--- START OF Information given ---

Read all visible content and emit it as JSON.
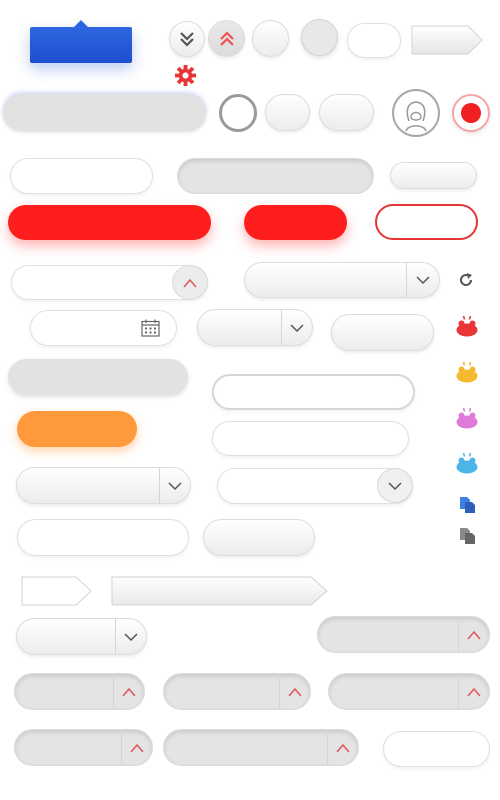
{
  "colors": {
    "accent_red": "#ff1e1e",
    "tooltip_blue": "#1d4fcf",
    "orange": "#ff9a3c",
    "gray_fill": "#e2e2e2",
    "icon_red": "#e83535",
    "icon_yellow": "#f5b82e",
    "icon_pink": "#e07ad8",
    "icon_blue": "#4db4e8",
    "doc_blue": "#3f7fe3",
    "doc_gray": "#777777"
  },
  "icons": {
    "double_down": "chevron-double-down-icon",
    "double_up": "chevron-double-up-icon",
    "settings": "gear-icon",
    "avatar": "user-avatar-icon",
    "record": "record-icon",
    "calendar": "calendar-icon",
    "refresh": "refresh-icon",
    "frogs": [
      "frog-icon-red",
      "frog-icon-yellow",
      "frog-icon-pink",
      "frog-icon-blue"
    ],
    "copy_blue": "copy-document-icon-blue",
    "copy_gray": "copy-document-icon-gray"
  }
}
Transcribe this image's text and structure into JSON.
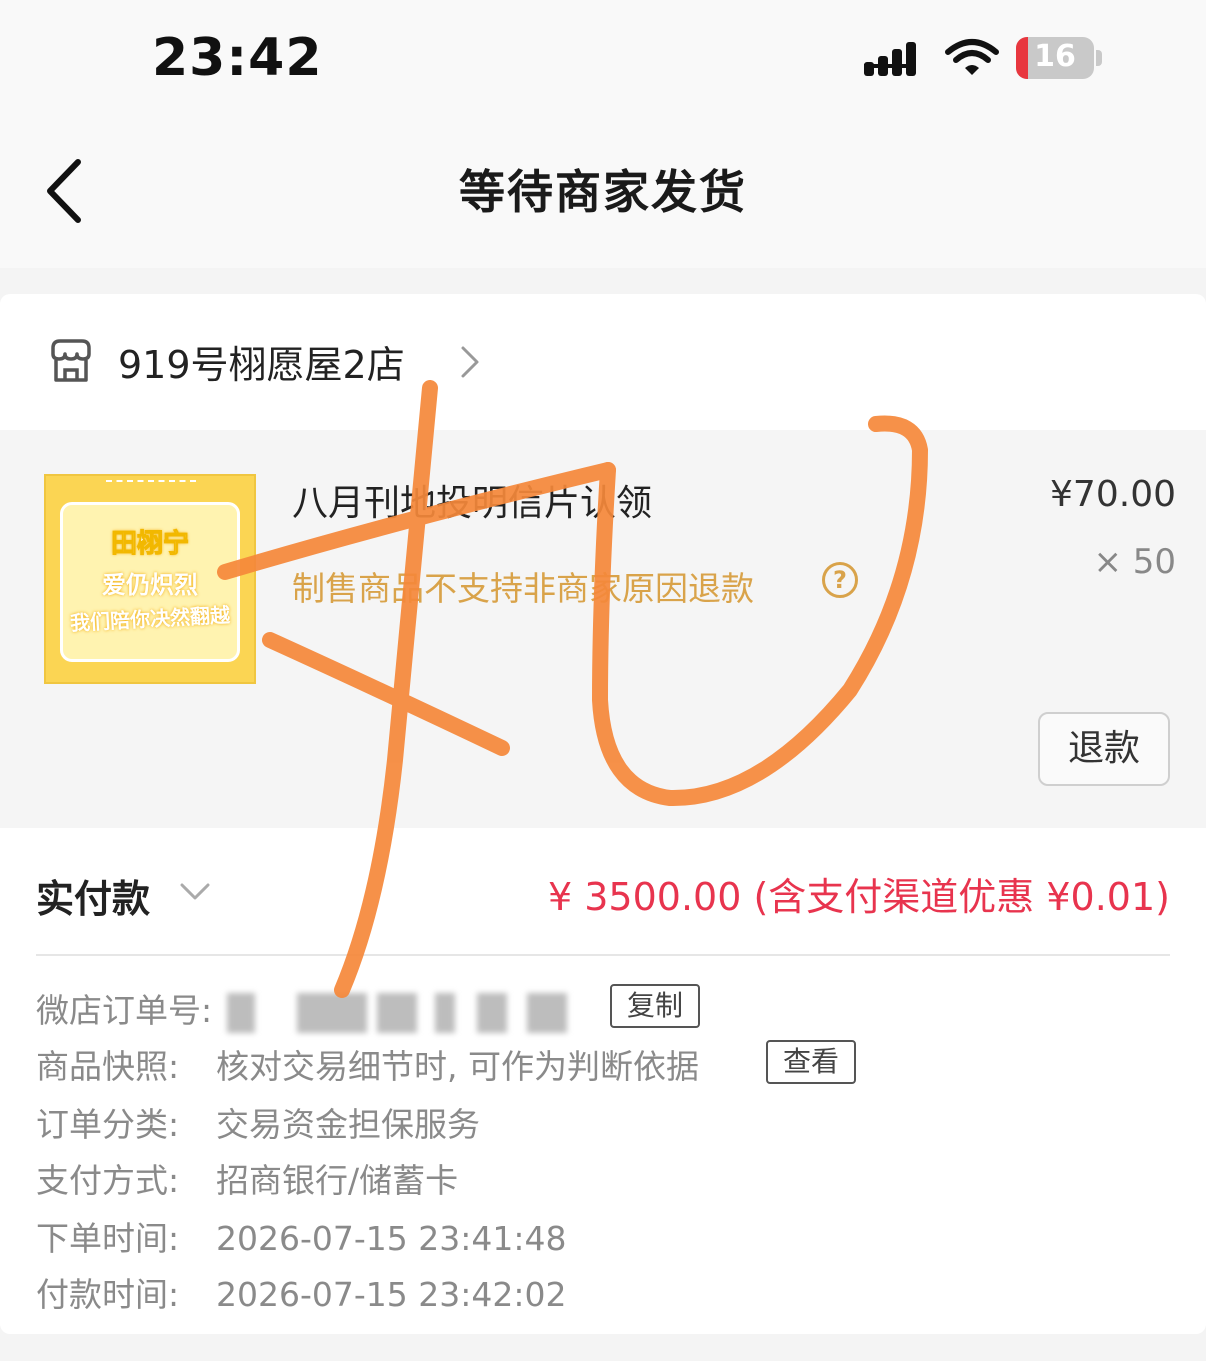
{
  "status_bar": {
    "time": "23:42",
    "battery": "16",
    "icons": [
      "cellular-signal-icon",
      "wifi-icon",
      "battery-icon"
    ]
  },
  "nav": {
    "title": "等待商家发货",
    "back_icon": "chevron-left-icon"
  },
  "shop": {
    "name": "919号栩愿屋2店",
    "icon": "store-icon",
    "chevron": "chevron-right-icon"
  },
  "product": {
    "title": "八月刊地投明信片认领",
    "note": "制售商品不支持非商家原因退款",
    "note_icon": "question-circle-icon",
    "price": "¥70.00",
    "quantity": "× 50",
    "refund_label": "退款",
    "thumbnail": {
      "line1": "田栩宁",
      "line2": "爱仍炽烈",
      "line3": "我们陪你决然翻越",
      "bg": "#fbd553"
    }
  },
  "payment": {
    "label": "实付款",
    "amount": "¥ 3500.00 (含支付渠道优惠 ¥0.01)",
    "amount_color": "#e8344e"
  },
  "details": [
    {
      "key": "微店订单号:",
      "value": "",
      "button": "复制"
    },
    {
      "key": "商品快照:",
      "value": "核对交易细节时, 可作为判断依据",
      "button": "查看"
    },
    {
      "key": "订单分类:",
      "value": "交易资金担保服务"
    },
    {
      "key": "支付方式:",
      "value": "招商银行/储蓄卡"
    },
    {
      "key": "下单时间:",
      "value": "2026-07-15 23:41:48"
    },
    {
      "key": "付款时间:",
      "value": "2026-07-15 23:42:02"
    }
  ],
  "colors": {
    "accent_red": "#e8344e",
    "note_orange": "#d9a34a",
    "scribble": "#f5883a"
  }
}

--- END OF Information given ---

**Goal:**
Each entry gets copied exactly; the pictures stay out.

**Solution:**
Read all visible content and emit it as JSON.
{
  "colors": {
    "accent_red": "#ff1e1e",
    "tooltip_blue": "#1d4fcf",
    "orange": "#ff9a3c",
    "gray_fill": "#e2e2e2",
    "icon_red": "#e83535",
    "icon_yellow": "#f5b82e",
    "icon_pink": "#e07ad8",
    "icon_blue": "#4db4e8",
    "doc_blue": "#3f7fe3",
    "doc_gray": "#777777"
  },
  "icons": {
    "double_down": "chevron-double-down-icon",
    "double_up": "chevron-double-up-icon",
    "settings": "gear-icon",
    "avatar": "user-avatar-icon",
    "record": "record-icon",
    "calendar": "calendar-icon",
    "refresh": "refresh-icon",
    "frogs": [
      "frog-icon-red",
      "frog-icon-yellow",
      "frog-icon-pink",
      "frog-icon-blue"
    ],
    "copy_blue": "copy-document-icon-blue",
    "copy_gray": "copy-document-icon-gray"
  }
}
Transcribe this image's text and structure into JSON.
{
  "status_bar": {
    "time": "23:42",
    "battery": "16",
    "icons": [
      "cellular-signal-icon",
      "wifi-icon",
      "battery-icon"
    ]
  },
  "nav": {
    "title": "等待商家发货",
    "back_icon": "chevron-left-icon"
  },
  "shop": {
    "name": "919号栩愿屋2店",
    "icon": "store-icon",
    "chevron": "chevron-right-icon"
  },
  "product": {
    "title": "八月刊地投明信片认领",
    "note": "制售商品不支持非商家原因退款",
    "note_icon": "question-circle-icon",
    "price": "¥70.00",
    "quantity": "× 50",
    "refund_label": "退款",
    "thumbnail": {
      "line1": "田栩宁",
      "line2": "爱仍炽烈",
      "line3": "我们陪你决然翻越",
      "bg": "#fbd553"
    }
  },
  "payment": {
    "label": "实付款",
    "amount": "¥ 3500.00 (含支付渠道优惠 ¥0.01)",
    "amount_color": "#e8344e"
  },
  "details": [
    {
      "key": "微店订单号:",
      "value": "",
      "button": "复制"
    },
    {
      "key": "商品快照:",
      "value": "核对交易细节时, 可作为判断依据",
      "button": "查看"
    },
    {
      "key": "订单分类:",
      "value": "交易资金担保服务"
    },
    {
      "key": "支付方式:",
      "value": "招商银行/储蓄卡"
    },
    {
      "key": "下单时间:",
      "value": "2026-07-15 23:41:48"
    },
    {
      "key": "付款时间:",
      "value": "2026-07-15 23:42:02"
    }
  ],
  "colors": {
    "accent_red": "#e8344e",
    "note_orange": "#d9a34a",
    "scribble": "#f5883a"
  }
}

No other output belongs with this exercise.